**WRITTEN TASK:**
Could you write out every entry exactly as it stands?

**DATA IN THIS EXERCISE:**
* * * * * * * * *

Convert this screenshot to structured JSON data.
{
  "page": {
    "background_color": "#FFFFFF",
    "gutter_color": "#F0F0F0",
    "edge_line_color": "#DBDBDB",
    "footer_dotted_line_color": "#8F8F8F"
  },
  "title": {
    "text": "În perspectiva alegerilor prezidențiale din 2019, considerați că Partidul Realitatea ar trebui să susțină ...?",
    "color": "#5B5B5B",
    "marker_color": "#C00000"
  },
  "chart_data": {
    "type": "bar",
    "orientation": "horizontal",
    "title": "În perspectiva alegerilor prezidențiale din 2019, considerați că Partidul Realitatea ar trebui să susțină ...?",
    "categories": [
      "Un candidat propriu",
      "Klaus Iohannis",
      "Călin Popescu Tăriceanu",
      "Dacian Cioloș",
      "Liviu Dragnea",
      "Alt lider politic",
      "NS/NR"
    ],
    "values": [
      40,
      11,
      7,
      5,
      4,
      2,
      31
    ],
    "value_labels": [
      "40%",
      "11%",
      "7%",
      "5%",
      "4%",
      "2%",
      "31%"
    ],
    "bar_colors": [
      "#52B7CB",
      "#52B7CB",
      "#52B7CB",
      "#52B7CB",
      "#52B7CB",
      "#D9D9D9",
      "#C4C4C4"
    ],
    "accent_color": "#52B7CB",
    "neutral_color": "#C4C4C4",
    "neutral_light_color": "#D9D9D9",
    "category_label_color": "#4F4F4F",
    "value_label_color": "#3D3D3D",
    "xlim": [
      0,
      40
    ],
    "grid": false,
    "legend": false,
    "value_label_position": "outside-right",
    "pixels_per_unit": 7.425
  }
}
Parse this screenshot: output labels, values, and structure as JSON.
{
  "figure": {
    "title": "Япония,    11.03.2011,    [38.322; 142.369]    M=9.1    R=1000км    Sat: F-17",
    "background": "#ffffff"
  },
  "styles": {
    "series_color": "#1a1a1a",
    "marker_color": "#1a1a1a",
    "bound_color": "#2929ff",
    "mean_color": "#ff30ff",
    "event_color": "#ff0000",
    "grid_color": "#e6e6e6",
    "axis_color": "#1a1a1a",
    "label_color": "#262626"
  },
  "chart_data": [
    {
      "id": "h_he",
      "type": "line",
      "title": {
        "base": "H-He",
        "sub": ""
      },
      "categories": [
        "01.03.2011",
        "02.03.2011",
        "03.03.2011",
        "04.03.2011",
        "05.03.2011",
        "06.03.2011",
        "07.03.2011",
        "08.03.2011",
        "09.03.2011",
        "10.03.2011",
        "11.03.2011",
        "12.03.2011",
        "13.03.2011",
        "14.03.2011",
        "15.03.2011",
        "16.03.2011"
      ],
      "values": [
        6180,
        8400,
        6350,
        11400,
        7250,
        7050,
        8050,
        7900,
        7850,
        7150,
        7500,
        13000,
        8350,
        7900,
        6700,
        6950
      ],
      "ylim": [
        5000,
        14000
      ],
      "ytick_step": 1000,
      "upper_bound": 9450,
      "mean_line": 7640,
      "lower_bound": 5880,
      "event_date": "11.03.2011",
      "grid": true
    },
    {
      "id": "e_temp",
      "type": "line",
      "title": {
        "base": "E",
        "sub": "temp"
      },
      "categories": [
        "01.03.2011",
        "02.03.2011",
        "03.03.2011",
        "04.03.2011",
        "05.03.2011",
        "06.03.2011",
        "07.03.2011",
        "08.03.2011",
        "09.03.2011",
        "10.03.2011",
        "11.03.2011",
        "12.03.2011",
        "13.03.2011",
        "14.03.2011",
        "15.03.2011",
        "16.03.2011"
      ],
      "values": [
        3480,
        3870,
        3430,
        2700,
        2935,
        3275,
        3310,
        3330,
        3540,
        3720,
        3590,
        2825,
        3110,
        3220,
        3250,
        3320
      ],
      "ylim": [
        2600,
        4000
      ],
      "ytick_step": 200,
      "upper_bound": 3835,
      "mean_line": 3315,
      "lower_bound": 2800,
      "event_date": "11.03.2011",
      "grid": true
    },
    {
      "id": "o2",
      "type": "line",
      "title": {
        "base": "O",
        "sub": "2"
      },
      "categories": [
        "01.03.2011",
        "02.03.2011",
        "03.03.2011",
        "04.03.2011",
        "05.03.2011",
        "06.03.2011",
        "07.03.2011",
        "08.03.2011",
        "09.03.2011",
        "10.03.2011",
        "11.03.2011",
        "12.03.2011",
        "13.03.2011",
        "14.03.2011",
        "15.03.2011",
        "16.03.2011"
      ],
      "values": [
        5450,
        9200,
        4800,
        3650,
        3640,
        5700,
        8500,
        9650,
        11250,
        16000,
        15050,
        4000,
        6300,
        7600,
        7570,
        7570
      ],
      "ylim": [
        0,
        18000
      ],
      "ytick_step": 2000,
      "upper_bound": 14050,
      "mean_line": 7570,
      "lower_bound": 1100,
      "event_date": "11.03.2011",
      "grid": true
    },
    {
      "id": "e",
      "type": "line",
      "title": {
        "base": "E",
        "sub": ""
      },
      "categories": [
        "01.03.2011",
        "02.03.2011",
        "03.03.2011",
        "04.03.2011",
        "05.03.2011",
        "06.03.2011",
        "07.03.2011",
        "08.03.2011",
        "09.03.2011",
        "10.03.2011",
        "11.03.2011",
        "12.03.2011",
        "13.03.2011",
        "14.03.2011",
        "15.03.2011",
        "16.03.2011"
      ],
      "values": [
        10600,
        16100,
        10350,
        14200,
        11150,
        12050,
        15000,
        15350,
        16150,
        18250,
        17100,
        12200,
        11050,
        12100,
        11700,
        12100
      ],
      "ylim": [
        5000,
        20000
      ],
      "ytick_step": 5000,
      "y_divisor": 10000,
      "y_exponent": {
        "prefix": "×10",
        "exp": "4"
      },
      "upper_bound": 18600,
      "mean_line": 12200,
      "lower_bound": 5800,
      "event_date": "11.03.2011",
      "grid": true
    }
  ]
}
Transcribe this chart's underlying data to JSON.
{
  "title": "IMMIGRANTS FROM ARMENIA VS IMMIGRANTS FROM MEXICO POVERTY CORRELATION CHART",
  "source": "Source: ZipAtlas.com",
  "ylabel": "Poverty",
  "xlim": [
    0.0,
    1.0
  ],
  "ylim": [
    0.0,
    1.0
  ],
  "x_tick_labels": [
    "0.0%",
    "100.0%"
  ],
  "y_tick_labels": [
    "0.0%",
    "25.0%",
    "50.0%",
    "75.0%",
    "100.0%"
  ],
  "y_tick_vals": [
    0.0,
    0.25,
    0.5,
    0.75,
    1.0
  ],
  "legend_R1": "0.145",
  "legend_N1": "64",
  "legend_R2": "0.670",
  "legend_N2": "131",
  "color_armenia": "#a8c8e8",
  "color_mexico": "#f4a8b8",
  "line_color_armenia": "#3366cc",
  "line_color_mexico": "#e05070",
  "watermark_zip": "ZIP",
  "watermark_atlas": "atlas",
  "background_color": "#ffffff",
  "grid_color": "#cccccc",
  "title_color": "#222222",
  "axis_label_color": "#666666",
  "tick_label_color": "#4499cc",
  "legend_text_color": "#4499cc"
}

* * * * * * * * *

**FINISHED TASK:**
Convert this screenshot to structured JSON data.
{
  "page": {
    "background_color": "#FFFFFF",
    "gutter_color": "#F0F0F0",
    "edge_line_color": "#DBDBDB",
    "footer_dotted_line_color": "#8F8F8F"
  },
  "title": {
    "text": "În perspectiva alegerilor prezidențiale din 2019, considerați că Partidul Realitatea ar trebui să susțină ...?",
    "color": "#5B5B5B",
    "marker_color": "#C00000"
  },
  "chart_data": {
    "type": "bar",
    "orientation": "horizontal",
    "title": "În perspectiva alegerilor prezidențiale din 2019, considerați că Partidul Realitatea ar trebui să susțină ...?",
    "categories": [
      "Un candidat propriu",
      "Klaus Iohannis",
      "Călin Popescu Tăriceanu",
      "Dacian Cioloș",
      "Liviu Dragnea",
      "Alt lider politic",
      "NS/NR"
    ],
    "values": [
      40,
      11,
      7,
      5,
      4,
      2,
      31
    ],
    "value_labels": [
      "40%",
      "11%",
      "7%",
      "5%",
      "4%",
      "2%",
      "31%"
    ],
    "bar_colors": [
      "#52B7CB",
      "#52B7CB",
      "#52B7CB",
      "#52B7CB",
      "#52B7CB",
      "#D9D9D9",
      "#C4C4C4"
    ],
    "accent_color": "#52B7CB",
    "neutral_color": "#C4C4C4",
    "neutral_light_color": "#D9D9D9",
    "category_label_color": "#4F4F4F",
    "value_label_color": "#3D3D3D",
    "xlim": [
      0,
      40
    ],
    "grid": false,
    "legend": false,
    "value_label_position": "outside-right",
    "pixels_per_unit": 7.425
  }
}
Parse this screenshot: output labels, values, and structure as JSON.
{
  "figure": {
    "title": "Япония,    11.03.2011,    [38.322; 142.369]    M=9.1    R=1000км    Sat: F-17",
    "background": "#ffffff"
  },
  "styles": {
    "series_color": "#1a1a1a",
    "marker_color": "#1a1a1a",
    "bound_color": "#2929ff",
    "mean_color": "#ff30ff",
    "event_color": "#ff0000",
    "grid_color": "#e6e6e6",
    "axis_color": "#1a1a1a",
    "label_color": "#262626"
  },
  "chart_data": [
    {
      "id": "h_he",
      "type": "line",
      "title": {
        "base": "H-He",
        "sub": ""
      },
      "categories": [
        "01.03.2011",
        "02.03.2011",
        "03.03.2011",
        "04.03.2011",
        "05.03.2011",
        "06.03.2011",
        "07.03.2011",
        "08.03.2011",
        "09.03.2011",
        "10.03.2011",
        "11.03.2011",
        "12.03.2011",
        "13.03.2011",
        "14.03.2011",
        "15.03.2011",
        "16.03.2011"
      ],
      "values": [
        6180,
        8400,
        6350,
        11400,
        7250,
        7050,
        8050,
        7900,
        7850,
        7150,
        7500,
        13000,
        8350,
        7900,
        6700,
        6950
      ],
      "ylim": [
        5000,
        14000
      ],
      "ytick_step": 1000,
      "upper_bound": 9450,
      "mean_line": 7640,
      "lower_bound": 5880,
      "event_date": "11.03.2011",
      "grid": true
    },
    {
      "id": "e_temp",
      "type": "line",
      "title": {
        "base": "E",
        "sub": "temp"
      },
      "categories": [
        "01.03.2011",
        "02.03.2011",
        "03.03.2011",
        "04.03.2011",
        "05.03.2011",
        "06.03.2011",
        "07.03.2011",
        "08.03.2011",
        "09.03.2011",
        "10.03.2011",
        "11.03.2011",
        "12.03.2011",
        "13.03.2011",
        "14.03.2011",
        "15.03.2011",
        "16.03.2011"
      ],
      "values": [
        3480,
        3870,
        3430,
        2700,
        2935,
        3275,
        3310,
        3330,
        3540,
        3720,
        3590,
        2825,
        3110,
        3220,
        3250,
        3320
      ],
      "ylim": [
        2600,
        4000
      ],
      "ytick_step": 200,
      "upper_bound": 3835,
      "mean_line": 3315,
      "lower_bound": 2800,
      "event_date": "11.03.2011",
      "grid": true
    },
    {
      "id": "o2",
      "type": "line",
      "title": {
        "base": "O",
        "sub": "2"
      },
      "categories": [
        "01.03.2011",
        "02.03.2011",
        "03.03.2011",
        "04.03.2011",
        "05.03.2011",
        "06.03.2011",
        "07.03.2011",
        "08.03.2011",
        "09.03.2011",
        "10.03.2011",
        "11.03.2011",
        "12.03.2011",
        "13.03.2011",
        "14.03.2011",
        "15.03.2011",
        "16.03.2011"
      ],
      "values": [
        5450,
        9200,
        4800,
        3650,
        3640,
        5700,
        8500,
        9650,
        11250,
        16000,
        15050,
        4000,
        6300,
        7600,
        7570,
        7570
      ],
      "ylim": [
        0,
        18000
      ],
      "ytick_step": 2000,
      "upper_bound": 14050,
      "mean_line": 7570,
      "lower_bound": 1100,
      "event_date": "11.03.2011",
      "grid": true
    },
    {
      "id": "e",
      "type": "line",
      "title": {
        "base": "E",
        "sub": ""
      },
      "categories": [
        "01.03.2011",
        "02.03.2011",
        "03.03.2011",
        "04.03.2011",
        "05.03.2011",
        "06.03.2011",
        "07.03.2011",
        "08.03.2011",
        "09.03.2011",
        "10.03.2011",
        "11.03.2011",
        "12.03.2011",
        "13.03.2011",
        "14.03.2011",
        "15.03.2011",
        "16.03.2011"
      ],
      "values": [
        10600,
        16100,
        10350,
        14200,
        11150,
        12050,
        15000,
        15350,
        16150,
        18250,
        17100,
        12200,
        11050,
        12100,
        11700,
        12100
      ],
      "ylim": [
        5000,
        20000
      ],
      "ytick_step": 5000,
      "y_divisor": 10000,
      "y_exponent": {
        "prefix": "×10",
        "exp": "4"
      },
      "upper_bound": 18600,
      "mean_line": 12200,
      "lower_bound": 5800,
      "event_date": "11.03.2011",
      "grid": true
    }
  ]
}
Transcribe this chart's underlying data to JSON.
{
  "title": "IMMIGRANTS FROM ARMENIA VS IMMIGRANTS FROM MEXICO POVERTY CORRELATION CHART",
  "source": "Source: ZipAtlas.com",
  "ylabel": "Poverty",
  "xlim": [
    0.0,
    1.0
  ],
  "ylim": [
    0.0,
    1.0
  ],
  "x_tick_labels": [
    "0.0%",
    "100.0%"
  ],
  "y_tick_labels": [
    "0.0%",
    "25.0%",
    "50.0%",
    "75.0%",
    "100.0%"
  ],
  "y_tick_vals": [
    0.0,
    0.25,
    0.5,
    0.75,
    1.0
  ],
  "legend_R1": "0.145",
  "legend_N1": "64",
  "legend_R2": "0.670",
  "legend_N2": "131",
  "color_armenia": "#a8c8e8",
  "color_mexico": "#f4a8b8",
  "line_color_armenia": "#3366cc",
  "line_color_mexico": "#e05070",
  "watermark_zip": "ZIP",
  "watermark_atlas": "atlas",
  "background_color": "#ffffff",
  "grid_color": "#cccccc",
  "title_color": "#222222",
  "axis_label_color": "#666666",
  "tick_label_color": "#4499cc",
  "legend_text_color": "#4499cc"
}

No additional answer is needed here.